Exercise details => Scan the data beneath this task and copy each line that includes "рынка".

--- START OF Material supplied ---

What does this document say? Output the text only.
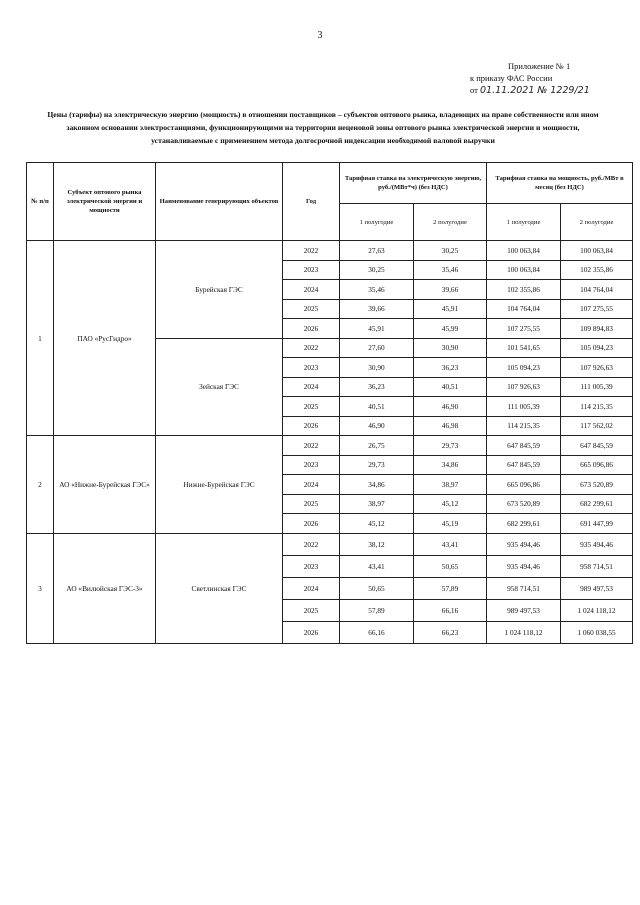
3
Приложение № 1
к приказу ФАС России
от 01.11.2021 № 1229/21
Цены (тарифы) на электрическую энергию (мощность) в отношении поставщиков – субъектов оптового рынка, владеющих на праве собственности или ином законном основании электростанциями, функционирующими на территории неценовой зоны оптового рынка электрической энергии и мощности, устанавливаемые с применением метода долгосрочной индексации необходимой валовой выручки
№ п/п	Субъект оптового рынка электрической энергии и мощности	Наименование генерирующих объектов	Год	Тарифная ставка на электрическую энергию, руб./(МВт*ч) (без НДС)		Тарифная ставка на мощность, руб./МВт в месяц (без НДС)	
				1 полугодие	2 полугодие	1 полугодие	2 полугодие
1	ПАО «РусГидро»	Бурейская ГЭС	2022	27,63	30,25	100 063,84	100 063,84
			2023	30,25	35,46	100 063,84	102 355,86
			2024	35,46	39,66	102 355,86	104 764,04
			2025	39,66	45,91	104 764,04	107 275,55
			2026	45,91	45,99	107 275,55	109 894,83
		Зейская ГЭС	2022	27,60	30,90	101 541,65	105 094,23
			2023	30,90	36,23	105 094,23	107 926,63
			2024	36,23	40,51	107 926,63	111 005,39
			2025	40,51	46,90	111 005,39	114 215,35
			2026	46,90	46,98	114 215,35	117 562,02
2	АО «Нижне-Бурейская ГЭС»	Нижне-Бурейская ГЭС	2022	26,75	29,73	647 845,59	647 845,59
			2023	29,73	34,86	647 845,59	665 096,86
			2024	34,86	38,97	665 096,86	673 520,89
			2025	38,97	45,12	673 520,89	682 299,61
			2026	45,12	45,19	682 299,61	691 447,99
3	АО «Вилюйская ГЭС-3»	Светлинская ГЭС	2022	38,12	43,41	935 494,46	935 494,46
			2023	43,41	50,65	935 494,46	958 714,51
			2024	50,65	57,89	958 714,51	989 497,53
			2025	57,89	66,16	989 497,53	1 024 118,12
			2026	66,16	66,23	1 024 118,12	1 060 038,55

--- END OF Material supplied ---

Solution for this problem =>
Цены (тарифы) на электрическую энергию (мощность) в отношении поставщиков – субъектов оптового рынка, владеющих на праве собственности или ином законном основании электростанциями, функционирующими на территории неценовой зоны оптового рынка электрической энергии и мощности, устанавливаемые с применением метода долгосрочной индексации необходимой валовой выручки
№ п/п	Субъект оптового рынка электрической энергии и мощности	Наименование генерирующих объектов	Год	Тарифная ставка на электрическую энергию, руб./(МВт*ч) (без НДС)		Тарифная ставка на мощность, руб./МВт в месяц (без НДС)	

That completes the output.